(Data records)
⁂
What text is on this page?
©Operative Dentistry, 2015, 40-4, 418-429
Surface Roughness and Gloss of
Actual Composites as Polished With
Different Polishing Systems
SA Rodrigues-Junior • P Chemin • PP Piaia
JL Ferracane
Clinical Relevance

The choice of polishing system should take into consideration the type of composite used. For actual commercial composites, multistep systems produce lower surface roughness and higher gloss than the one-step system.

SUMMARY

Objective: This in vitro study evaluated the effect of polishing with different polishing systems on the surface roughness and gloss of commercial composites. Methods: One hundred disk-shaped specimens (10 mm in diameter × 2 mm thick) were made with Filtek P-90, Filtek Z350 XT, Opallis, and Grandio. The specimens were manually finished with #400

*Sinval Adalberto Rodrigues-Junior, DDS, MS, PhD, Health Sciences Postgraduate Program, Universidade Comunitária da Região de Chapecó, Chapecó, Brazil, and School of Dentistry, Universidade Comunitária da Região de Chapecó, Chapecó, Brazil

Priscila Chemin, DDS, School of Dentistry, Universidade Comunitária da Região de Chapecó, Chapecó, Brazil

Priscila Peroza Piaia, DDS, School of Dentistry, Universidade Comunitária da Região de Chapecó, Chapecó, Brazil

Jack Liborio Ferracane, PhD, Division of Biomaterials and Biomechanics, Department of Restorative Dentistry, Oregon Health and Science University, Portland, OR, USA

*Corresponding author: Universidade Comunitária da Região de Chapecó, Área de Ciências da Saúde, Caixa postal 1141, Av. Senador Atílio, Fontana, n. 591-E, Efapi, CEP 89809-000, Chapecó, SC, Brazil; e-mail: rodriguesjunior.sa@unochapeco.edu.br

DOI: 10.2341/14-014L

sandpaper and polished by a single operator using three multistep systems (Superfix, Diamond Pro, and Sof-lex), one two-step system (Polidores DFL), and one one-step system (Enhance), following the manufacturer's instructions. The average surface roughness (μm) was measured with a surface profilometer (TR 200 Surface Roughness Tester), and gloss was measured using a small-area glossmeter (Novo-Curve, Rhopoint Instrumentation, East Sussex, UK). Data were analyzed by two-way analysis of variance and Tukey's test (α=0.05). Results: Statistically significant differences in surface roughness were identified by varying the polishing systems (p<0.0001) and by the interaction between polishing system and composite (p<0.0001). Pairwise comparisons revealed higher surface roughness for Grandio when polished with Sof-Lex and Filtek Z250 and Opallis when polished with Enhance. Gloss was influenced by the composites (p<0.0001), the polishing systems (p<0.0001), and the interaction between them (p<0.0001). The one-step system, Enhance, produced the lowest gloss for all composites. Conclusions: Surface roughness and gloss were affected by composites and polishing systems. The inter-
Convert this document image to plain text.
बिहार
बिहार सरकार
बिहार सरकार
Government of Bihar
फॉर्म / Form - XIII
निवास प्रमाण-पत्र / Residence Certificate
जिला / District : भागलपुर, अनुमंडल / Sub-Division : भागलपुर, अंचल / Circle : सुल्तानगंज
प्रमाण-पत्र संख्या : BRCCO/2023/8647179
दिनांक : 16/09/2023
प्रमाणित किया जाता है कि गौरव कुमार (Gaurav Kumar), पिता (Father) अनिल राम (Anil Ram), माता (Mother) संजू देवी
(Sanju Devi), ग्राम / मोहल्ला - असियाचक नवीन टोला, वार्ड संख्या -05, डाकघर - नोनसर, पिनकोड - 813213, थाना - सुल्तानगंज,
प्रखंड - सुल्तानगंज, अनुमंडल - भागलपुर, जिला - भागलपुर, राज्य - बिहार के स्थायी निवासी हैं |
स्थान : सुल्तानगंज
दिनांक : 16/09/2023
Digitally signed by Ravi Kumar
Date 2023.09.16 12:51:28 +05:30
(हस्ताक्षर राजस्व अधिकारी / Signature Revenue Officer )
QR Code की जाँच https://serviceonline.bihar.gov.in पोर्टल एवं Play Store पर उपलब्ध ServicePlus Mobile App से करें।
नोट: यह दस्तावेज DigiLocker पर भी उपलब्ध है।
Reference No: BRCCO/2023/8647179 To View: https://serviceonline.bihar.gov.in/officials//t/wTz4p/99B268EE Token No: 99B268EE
⁂
__Challenge__. Write the listing out again, exactly as shown above.

__Task result__.
What text is on this page?
©Operative Dentistry, 2015, 40-4, 418-429
Surface Roughness and Gloss of
Actual Composites as Polished With
Different Polishing Systems
SA Rodrigues-Junior • P Chemin • PP Piaia
JL Ferracane
Clinical Relevance

The choice of polishing system should take into consideration the type of composite used. For actual commercial composites, multistep systems produce lower surface roughness and higher gloss than the one-step system.

SUMMARY

Objective: This in vitro study evaluated the effect of polishing with different polishing systems on the surface roughness and gloss of commercial composites. Methods: One hundred disk-shaped specimens (10 mm in diameter × 2 mm thick) were made with Filtek P-90, Filtek Z350 XT, Opallis, and Grandio. The specimens were manually finished with #400

*Sinval Adalberto Rodrigues-Junior, DDS, MS, PhD, Health Sciences Postgraduate Program, Universidade Comunitária da Região de Chapecó, Chapecó, Brazil, and School of Dentistry, Universidade Comunitária da Região de Chapecó, Chapecó, Brazil

Priscila Chemin, DDS, School of Dentistry, Universidade Comunitária da Região de Chapecó, Chapecó, Brazil

Priscila Peroza Piaia, DDS, School of Dentistry, Universidade Comunitária da Região de Chapecó, Chapecó, Brazil

Jack Liborio Ferracane, PhD, Division of Biomaterials and Biomechanics, Department of Restorative Dentistry, Oregon Health and Science University, Portland, OR, USA

*Corresponding author: Universidade Comunitária da Região de Chapecó, Área de Ciências da Saúde, Caixa postal 1141, Av. Senador Atílio, Fontana, n. 591-E, Efapi, CEP 89809-000, Chapecó, SC, Brazil; e-mail: rodriguesjunior.sa@unochapeco.edu.br

DOI: 10.2341/14-014L

sandpaper and polished by a single operator using three multistep systems (Superfix, Diamond Pro, and Sof-lex), one two-step system (Polidores DFL), and one one-step system (Enhance), following the manufacturer's instructions. The average surface roughness (μm) was measured with a surface profilometer (TR 200 Surface Roughness Tester), and gloss was measured using a small-area glossmeter (Novo-Curve, Rhopoint Instrumentation, East Sussex, UK). Data were analyzed by two-way analysis of variance and Tukey's test (α=0.05). Results: Statistically significant differences in surface roughness were identified by varying the polishing systems (p<0.0001) and by the interaction between polishing system and composite (p<0.0001). Pairwise comparisons revealed higher surface roughness for Grandio when polished with Sof-Lex and Filtek Z250 and Opallis when polished with Enhance. Gloss was influenced by the composites (p<0.0001), the polishing systems (p<0.0001), and the interaction between them (p<0.0001). The one-step system, Enhance, produced the lowest gloss for all composites. Conclusions: Surface roughness and gloss were affected by composites and polishing systems. The inter-
Convert this document image to plain text.
बिहार
बिहार सरकार
बिहार सरकार
Government of Bihar
फॉर्म / Form - XIII
निवास प्रमाण-पत्र / Residence Certificate
जिला / District : भागलपुर, अनुमंडल / Sub-Division : भागलपुर, अंचल / Circle : सुल्तानगंज
प्रमाण-पत्र संख्या : BRCCO/2023/8647179
दिनांक : 16/09/2023
प्रमाणित किया जाता है कि गौरव कुमार (Gaurav Kumar), पिता (Father) अनिल राम (Anil Ram), माता (Mother) संजू देवी
(Sanju Devi), ग्राम / मोहल्ला - असियाचक नवीन टोला, वार्ड संख्या -05, डाकघर - नोनसर, पिनकोड - 813213, थाना - सुल्तानगंज,
प्रखंड - सुल्तानगंज, अनुमंडल - भागलपुर, जिला - भागलपुर, राज्य - बिहार के स्थायी निवासी हैं |
स्थान : सुल्तानगंज
दिनांक : 16/09/2023
Digitally signed by Ravi Kumar
Date 2023.09.16 12:51:28 +05:30
(हस्ताक्षर राजस्व अधिकारी / Signature Revenue Officer )
QR Code की जाँच https://serviceonline.bihar.gov.in पोर्टल एवं Play Store पर उपलब्ध ServicePlus Mobile App से करें।
नोट: यह दस्तावेज DigiLocker पर भी उपलब्ध है।
Reference No: BRCCO/2023/8647179 To View: https://serviceonline.bihar.gov.in/officials//t/wTz4p/99B268EE Token No: 99B268EE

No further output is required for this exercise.